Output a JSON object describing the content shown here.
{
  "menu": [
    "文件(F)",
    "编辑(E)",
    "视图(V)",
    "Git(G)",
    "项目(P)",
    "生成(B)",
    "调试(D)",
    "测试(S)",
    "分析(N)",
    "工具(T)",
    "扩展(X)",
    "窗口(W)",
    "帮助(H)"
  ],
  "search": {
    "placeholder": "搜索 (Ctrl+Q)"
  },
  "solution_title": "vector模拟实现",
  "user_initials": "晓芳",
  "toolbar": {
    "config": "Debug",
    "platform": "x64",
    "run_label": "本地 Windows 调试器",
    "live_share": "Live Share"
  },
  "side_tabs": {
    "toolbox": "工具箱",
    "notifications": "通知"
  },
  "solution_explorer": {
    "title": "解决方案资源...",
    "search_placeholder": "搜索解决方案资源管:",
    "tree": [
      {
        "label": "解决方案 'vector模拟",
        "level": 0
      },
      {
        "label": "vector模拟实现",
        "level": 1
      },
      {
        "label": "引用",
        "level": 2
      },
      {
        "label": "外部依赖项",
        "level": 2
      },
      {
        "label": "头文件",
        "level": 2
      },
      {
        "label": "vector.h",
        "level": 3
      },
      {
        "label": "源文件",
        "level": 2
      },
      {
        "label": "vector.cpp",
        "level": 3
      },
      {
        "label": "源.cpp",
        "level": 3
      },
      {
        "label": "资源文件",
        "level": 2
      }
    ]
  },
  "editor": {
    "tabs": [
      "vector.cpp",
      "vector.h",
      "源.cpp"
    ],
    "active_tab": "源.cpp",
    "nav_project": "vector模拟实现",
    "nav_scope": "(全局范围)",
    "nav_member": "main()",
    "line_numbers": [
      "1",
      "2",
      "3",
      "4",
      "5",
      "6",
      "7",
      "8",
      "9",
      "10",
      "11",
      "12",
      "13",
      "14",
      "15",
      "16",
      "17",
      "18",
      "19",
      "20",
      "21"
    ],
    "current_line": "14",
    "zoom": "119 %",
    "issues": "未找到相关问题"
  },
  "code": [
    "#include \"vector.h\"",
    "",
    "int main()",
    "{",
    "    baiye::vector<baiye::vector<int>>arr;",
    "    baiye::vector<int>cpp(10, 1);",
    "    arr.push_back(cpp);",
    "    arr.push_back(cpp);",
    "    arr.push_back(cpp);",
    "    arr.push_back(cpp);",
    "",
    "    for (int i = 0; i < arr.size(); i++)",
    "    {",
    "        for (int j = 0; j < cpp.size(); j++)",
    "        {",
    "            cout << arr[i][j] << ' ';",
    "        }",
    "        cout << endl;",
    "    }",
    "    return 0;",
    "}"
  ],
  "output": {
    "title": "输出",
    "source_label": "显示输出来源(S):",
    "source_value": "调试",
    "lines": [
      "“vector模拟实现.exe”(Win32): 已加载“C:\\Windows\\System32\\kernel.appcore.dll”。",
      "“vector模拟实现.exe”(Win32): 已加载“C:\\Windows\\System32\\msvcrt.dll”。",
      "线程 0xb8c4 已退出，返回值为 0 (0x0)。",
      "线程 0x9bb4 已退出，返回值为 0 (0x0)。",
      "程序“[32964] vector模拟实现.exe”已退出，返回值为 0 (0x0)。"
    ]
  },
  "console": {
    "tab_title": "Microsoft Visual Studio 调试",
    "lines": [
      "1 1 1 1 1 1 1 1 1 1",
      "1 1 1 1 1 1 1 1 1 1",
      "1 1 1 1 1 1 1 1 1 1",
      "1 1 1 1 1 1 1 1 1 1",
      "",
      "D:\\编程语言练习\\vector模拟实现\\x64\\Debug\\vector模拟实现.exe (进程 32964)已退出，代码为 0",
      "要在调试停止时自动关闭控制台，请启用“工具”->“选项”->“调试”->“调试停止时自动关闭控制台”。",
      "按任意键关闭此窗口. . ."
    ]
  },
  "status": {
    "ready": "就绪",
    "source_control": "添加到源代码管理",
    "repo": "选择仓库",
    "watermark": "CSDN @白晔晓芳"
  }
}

» Written exercise
Repeat all the entries word for word.

» Output of the exercise
Output a JSON object describing the content shown here.
{
  "menu": [
    "文件(F)",
    "编辑(E)",
    "视图(V)",
    "Git(G)",
    "项目(P)",
    "生成(B)",
    "调试(D)",
    "测试(S)",
    "分析(N)",
    "工具(T)",
    "扩展(X)",
    "窗口(W)",
    "帮助(H)"
  ],
  "search": {
    "placeholder": "搜索 (Ctrl+Q)"
  },
  "solution_title": "vector模拟实现",
  "user_initials": "晓芳",
  "toolbar": {
    "config": "Debug",
    "platform": "x64",
    "run_label": "本地 Windows 调试器",
    "live_share": "Live Share"
  },
  "side_tabs": {
    "toolbox": "工具箱",
    "notifications": "通知"
  },
  "solution_explorer": {
    "title": "解决方案资源...",
    "search_placeholder": "搜索解决方案资源管:",
    "tree": [
      {
        "label": "解决方案 'vector模拟",
        "level": 0
      },
      {
        "label": "vector模拟实现",
        "level": 1
      },
      {
        "label": "引用",
        "level": 2
      },
      {
        "label": "外部依赖项",
        "level": 2
      },
      {
        "label": "头文件",
        "level": 2
      },
      {
        "label": "vector.h",
        "level": 3
      },
      {
        "label": "源文件",
        "level": 2
      },
      {
        "label": "vector.cpp",
        "level": 3
      },
      {
        "label": "源.cpp",
        "level": 3
      },
      {
        "label": "资源文件",
        "level": 2
      }
    ]
  },
  "editor": {
    "tabs": [
      "vector.cpp",
      "vector.h",
      "源.cpp"
    ],
    "active_tab": "源.cpp",
    "nav_project": "vector模拟实现",
    "nav_scope": "(全局范围)",
    "nav_member": "main()",
    "line_numbers": [
      "1",
      "2",
      "3",
      "4",
      "5",
      "6",
      "7",
      "8",
      "9",
      "10",
      "11",
      "12",
      "13",
      "14",
      "15",
      "16",
      "17",
      "18",
      "19",
      "20",
      "21"
    ],
    "current_line": "14",
    "zoom": "119 %",
    "issues": "未找到相关问题"
  },
  "code": [
    "#include \"vector.h\"",
    "",
    "int main()",
    "{",
    "    baiye::vector<baiye::vector<int>>arr;",
    "    baiye::vector<int>cpp(10, 1);",
    "    arr.push_back(cpp);",
    "    arr.push_back(cpp);",
    "    arr.push_back(cpp);",
    "    arr.push_back(cpp);",
    "",
    "    for (int i = 0; i < arr.size(); i++)",
    "    {",
    "        for (int j = 0; j < cpp.size(); j++)",
    "        {",
    "            cout << arr[i][j] << ' ';",
    "        }",
    "        cout << endl;",
    "    }",
    "    return 0;",
    "}"
  ],
  "output": {
    "title": "输出",
    "source_label": "显示输出来源(S):",
    "source_value": "调试",
    "lines": [
      "“vector模拟实现.exe”(Win32): 已加载“C:\\Windows\\System32\\kernel.appcore.dll”。",
      "“vector模拟实现.exe”(Win32): 已加载“C:\\Windows\\System32\\msvcrt.dll”。",
      "线程 0xb8c4 已退出，返回值为 0 (0x0)。",
      "线程 0x9bb4 已退出，返回值为 0 (0x0)。",
      "程序“[32964] vector模拟实现.exe”已退出，返回值为 0 (0x0)。"
    ]
  },
  "console": {
    "tab_title": "Microsoft Visual Studio 调试",
    "lines": [
      "1 1 1 1 1 1 1 1 1 1",
      "1 1 1 1 1 1 1 1 1 1",
      "1 1 1 1 1 1 1 1 1 1",
      "1 1 1 1 1 1 1 1 1 1",
      "",
      "D:\\编程语言练习\\vector模拟实现\\x64\\Debug\\vector模拟实现.exe (进程 32964)已退出，代码为 0",
      "要在调试停止时自动关闭控制台，请启用“工具”->“选项”->“调试”->“调试停止时自动关闭控制台”。",
      "按任意键关闭此窗口. . ."
    ]
  },
  "status": {
    "ready": "就绪",
    "source_control": "添加到源代码管理",
    "repo": "选择仓库",
    "watermark": "CSDN @白晔晓芳"
  }
}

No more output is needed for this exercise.